Comienza de esta manera un viaje de glamour decimonónico. Una travesía en el espacio, pero sobre todo en el tiempo, que nos alejará del vértigo de esta sociedad globalizada e hipercomunicada, a veces hasta la saturación. Hoy día puede haber muchas experiencias emocionantes, intensas, pero la de cambiar absolutamente la marcha de la existencia y pisar el freno hasta retroceder a los tiempos previos al avión resulta sin duda una de las más diferentes y placenteras.
Al entrar en la habitación del Goring, los interruptores de la luz proponen cuatro posiciones: bright, calm, cosy y ooh!
Sí, pongamos por una semana nuestra vida en ambientación cosy (acogedora), evitemos destellos que nos deslumbren.
Estamos aquí, en esta salita amarilla sin móviles ni ordenadores ni cámaras digitales, en esta nube, para contar cómo es uno de los viajes que ofrece Orient-Express, empresa creada en los años setenta y que retoma el nombre mítico de finales del siglo XIX-principios del XX para recuperar muchos de sus vagones art déco y convertir el tren en el eje de su amplia propuesta de caras y cuidadas huidas de una sociedad atropellada y apelotonada.

▶ DATOS PROPORCIONADOS
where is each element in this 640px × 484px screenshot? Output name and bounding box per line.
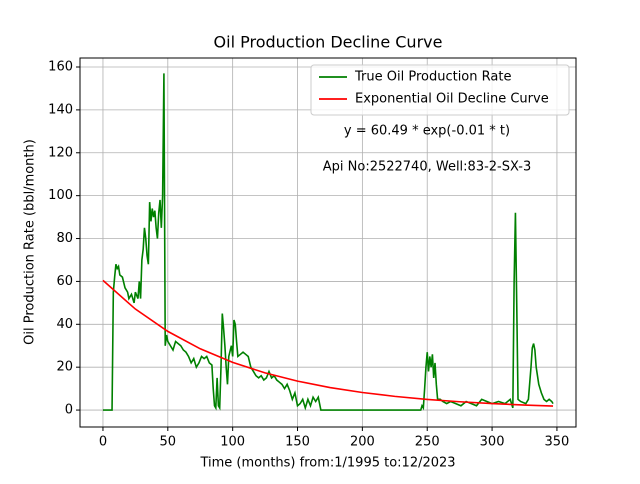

▶ TAREAS POR REALIZAR
- 1) Traduzca al inglés la siguiente oración del texto de lectura: "Comienza de esta manera un viaje de glamour decimonónico."
- 2) Reproduzca literalmente el pasaje del texto de lectura que comienza con "Estamos aquí, en" y continúa hasta "atropellada y apelotonada.", ambos inclusive.

▶ RESPUESTAS ESPERADAS
- 1) Thus begins a journey of nineteenth-century glamour.

- 2)
Estamos aquí, en esta salita amarilla sin móviles ni ordenadores ni cámaras digitales, en esta nube, para contar cómo es uno de los viajes que ofrece Orient-Express, empresa creada en los años setenta y que retoma el nombre mítico de finales del siglo XIX-principios del XX para recuperar muchos de sus vagones art déco y convertir el tren en el eje de su amplia propuesta de caras y cuidadas huidas de una sociedad atropellada y apelotonada.